MATERIAL PROVIDED

........

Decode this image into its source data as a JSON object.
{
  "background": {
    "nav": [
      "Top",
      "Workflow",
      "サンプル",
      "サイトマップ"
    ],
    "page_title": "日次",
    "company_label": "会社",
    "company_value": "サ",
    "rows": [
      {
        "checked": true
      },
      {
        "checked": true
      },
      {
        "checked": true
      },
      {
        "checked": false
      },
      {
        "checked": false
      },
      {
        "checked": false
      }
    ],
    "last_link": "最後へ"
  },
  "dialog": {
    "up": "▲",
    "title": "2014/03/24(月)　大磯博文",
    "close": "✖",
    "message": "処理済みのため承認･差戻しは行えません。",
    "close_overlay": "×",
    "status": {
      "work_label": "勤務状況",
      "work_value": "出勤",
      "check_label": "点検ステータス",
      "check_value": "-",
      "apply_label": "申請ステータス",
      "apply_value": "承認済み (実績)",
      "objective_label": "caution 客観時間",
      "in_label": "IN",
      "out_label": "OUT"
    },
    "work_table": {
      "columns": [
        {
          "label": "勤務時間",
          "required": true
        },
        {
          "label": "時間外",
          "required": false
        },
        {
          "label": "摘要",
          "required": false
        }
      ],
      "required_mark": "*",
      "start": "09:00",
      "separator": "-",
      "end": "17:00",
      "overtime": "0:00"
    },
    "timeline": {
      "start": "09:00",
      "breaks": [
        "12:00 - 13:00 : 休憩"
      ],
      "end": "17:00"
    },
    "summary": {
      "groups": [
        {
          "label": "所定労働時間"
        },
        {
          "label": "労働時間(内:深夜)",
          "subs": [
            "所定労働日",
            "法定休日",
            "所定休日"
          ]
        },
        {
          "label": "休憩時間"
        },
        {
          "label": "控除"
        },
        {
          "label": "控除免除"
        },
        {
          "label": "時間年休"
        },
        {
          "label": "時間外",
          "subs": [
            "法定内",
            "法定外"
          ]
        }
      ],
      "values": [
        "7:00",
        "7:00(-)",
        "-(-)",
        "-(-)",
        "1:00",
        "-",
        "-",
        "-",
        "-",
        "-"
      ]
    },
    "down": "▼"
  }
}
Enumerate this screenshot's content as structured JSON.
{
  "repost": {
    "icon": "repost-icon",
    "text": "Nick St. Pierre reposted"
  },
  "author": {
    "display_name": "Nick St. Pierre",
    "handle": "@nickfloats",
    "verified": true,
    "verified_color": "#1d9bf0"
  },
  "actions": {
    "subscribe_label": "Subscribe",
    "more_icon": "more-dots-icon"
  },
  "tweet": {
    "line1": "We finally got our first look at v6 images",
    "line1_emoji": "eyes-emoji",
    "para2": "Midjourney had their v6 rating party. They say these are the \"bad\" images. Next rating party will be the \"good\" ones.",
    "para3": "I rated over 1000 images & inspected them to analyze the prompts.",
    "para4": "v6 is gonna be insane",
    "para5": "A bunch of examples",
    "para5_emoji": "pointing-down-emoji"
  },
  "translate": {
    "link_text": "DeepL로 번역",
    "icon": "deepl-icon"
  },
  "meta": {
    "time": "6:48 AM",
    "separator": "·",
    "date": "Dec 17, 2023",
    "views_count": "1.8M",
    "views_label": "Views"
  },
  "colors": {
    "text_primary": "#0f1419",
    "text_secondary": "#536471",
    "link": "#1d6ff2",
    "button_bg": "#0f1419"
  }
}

........

Exactly as written, give the line containing "Enumerate this screenshot's" and all remaining lines of the records.

COMPLETED TASK
Enumerate this screenshot's content as structured JSON.
{
  "repost": {
    "icon": "repost-icon",
    "text": "Nick St. Pierre reposted"
  },
  "author": {
    "display_name": "Nick St. Pierre",
    "handle": "@nickfloats",
    "verified": true,
    "verified_color": "#1d9bf0"
  },
  "actions": {
    "subscribe_label": "Subscribe",
    "more_icon": "more-dots-icon"
  },
  "tweet": {
    "line1": "We finally got our first look at v6 images",
    "line1_emoji": "eyes-emoji",
    "para2": "Midjourney had their v6 rating party. They say these are the \"bad\" images. Next rating party will be the \"good\" ones.",
    "para3": "I rated over 1000 images & inspected them to analyze the prompts.",
    "para4": "v6 is gonna be insane",
    "para5": "A bunch of examples",
    "para5_emoji": "pointing-down-emoji"
  },
  "translate": {
    "link_text": "DeepL로 번역",
    "icon": "deepl-icon"
  },
  "meta": {
    "time": "6:48 AM",
    "separator": "·",
    "date": "Dec 17, 2023",
    "views_count": "1.8M",
    "views_label": "Views"
  },
  "colors": {
    "text_primary": "#0f1419",
    "text_secondary": "#536471",
    "link": "#1d6ff2",
    "button_bg": "#0f1419"
  }
}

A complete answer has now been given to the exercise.